* _PROMPT_: Find how many lines contain the word "true" and state that number alone.

* _AVAILABLE DATA_:
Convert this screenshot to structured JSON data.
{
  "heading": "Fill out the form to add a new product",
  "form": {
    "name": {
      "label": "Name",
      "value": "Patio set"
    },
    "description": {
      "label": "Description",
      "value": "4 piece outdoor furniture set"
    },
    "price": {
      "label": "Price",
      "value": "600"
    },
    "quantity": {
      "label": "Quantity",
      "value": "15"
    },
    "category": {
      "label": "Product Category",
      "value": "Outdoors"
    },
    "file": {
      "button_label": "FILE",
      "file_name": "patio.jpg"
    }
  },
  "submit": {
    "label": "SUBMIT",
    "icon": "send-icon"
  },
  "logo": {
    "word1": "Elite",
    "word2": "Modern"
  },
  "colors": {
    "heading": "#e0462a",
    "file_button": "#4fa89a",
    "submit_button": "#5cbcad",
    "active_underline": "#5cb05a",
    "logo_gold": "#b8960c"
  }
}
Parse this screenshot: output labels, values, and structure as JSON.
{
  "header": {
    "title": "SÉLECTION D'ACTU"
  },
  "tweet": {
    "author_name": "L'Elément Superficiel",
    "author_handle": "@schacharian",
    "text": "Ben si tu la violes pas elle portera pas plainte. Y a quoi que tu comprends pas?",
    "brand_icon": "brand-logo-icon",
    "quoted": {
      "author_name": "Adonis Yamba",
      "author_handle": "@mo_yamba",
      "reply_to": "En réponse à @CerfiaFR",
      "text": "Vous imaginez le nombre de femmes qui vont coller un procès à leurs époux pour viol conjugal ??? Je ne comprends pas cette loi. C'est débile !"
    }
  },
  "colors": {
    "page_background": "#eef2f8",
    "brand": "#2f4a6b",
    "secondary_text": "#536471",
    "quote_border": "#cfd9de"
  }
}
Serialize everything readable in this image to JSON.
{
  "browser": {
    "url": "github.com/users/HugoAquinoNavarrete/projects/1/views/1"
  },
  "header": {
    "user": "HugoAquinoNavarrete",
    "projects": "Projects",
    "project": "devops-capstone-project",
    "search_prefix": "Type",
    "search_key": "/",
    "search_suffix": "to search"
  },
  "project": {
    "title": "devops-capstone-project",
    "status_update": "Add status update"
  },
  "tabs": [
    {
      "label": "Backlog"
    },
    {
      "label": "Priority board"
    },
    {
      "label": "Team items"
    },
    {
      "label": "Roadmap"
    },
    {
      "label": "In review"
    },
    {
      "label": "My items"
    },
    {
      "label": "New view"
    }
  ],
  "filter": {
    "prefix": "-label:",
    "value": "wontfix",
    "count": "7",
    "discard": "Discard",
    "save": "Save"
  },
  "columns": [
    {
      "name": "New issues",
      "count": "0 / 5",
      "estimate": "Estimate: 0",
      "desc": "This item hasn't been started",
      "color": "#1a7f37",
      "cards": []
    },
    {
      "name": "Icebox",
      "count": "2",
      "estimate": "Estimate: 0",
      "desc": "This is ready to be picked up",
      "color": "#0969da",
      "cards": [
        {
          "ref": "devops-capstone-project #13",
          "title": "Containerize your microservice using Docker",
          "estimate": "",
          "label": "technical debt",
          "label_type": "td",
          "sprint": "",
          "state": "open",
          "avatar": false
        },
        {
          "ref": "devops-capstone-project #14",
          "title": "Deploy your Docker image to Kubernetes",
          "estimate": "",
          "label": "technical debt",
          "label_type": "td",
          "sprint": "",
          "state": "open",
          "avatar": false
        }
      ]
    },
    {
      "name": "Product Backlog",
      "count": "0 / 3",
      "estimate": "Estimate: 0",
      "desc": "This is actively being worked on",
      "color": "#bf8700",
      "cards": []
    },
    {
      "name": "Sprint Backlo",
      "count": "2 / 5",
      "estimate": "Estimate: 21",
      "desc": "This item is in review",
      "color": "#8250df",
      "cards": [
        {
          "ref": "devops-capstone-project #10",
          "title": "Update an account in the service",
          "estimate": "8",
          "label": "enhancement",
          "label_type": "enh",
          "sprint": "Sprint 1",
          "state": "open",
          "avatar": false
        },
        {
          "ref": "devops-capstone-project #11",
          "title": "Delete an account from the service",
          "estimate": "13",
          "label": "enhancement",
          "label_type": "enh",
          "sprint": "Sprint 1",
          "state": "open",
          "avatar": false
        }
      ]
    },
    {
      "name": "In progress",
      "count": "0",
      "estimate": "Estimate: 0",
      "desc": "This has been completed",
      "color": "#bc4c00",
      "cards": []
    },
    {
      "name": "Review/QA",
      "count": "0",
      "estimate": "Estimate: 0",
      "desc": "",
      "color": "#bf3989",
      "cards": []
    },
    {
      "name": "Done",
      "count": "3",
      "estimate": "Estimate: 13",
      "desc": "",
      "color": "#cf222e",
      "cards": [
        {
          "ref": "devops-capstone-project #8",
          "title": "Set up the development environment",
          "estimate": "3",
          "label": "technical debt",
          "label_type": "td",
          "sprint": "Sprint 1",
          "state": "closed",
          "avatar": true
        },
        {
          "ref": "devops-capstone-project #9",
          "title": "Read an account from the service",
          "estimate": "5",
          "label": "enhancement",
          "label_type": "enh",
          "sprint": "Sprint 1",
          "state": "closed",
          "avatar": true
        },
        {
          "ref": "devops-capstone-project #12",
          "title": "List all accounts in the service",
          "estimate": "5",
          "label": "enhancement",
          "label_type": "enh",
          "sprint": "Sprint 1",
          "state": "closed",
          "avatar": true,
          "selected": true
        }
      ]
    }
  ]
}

* _EXERCISE RESPONSE_: 4